Direction
Collect every line in the records below that contains the word "времени".
┄┄┄┄┄┄
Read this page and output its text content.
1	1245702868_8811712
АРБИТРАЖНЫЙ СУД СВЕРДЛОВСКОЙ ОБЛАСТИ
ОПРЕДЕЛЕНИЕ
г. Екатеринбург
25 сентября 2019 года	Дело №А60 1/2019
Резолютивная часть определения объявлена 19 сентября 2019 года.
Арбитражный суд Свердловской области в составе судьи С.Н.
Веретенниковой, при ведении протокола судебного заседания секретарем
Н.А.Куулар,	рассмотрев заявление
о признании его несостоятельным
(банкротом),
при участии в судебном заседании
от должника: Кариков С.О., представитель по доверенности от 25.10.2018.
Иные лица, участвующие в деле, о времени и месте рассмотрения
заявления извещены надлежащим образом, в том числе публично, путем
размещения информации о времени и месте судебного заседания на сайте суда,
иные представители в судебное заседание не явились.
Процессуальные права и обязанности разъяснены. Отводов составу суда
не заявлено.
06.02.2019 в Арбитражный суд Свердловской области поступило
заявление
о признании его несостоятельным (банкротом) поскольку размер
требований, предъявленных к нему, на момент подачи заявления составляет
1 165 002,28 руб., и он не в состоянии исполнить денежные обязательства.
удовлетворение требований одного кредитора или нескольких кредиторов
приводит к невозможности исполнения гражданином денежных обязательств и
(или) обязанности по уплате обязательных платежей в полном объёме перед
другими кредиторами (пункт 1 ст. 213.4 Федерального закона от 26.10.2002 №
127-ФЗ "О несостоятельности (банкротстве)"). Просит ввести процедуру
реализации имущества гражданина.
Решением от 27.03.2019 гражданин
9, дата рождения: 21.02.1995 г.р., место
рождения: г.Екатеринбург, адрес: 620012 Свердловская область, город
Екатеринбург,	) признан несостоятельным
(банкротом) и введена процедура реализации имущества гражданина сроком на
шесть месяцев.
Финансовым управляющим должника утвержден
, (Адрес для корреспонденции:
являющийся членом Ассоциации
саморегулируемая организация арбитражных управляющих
┄┄┄┄┄┄
Result
Иные лица, участвующие в деле, о времени и месте рассмотрения
размещения информации о времени и месте судебного заседания на сайте суда,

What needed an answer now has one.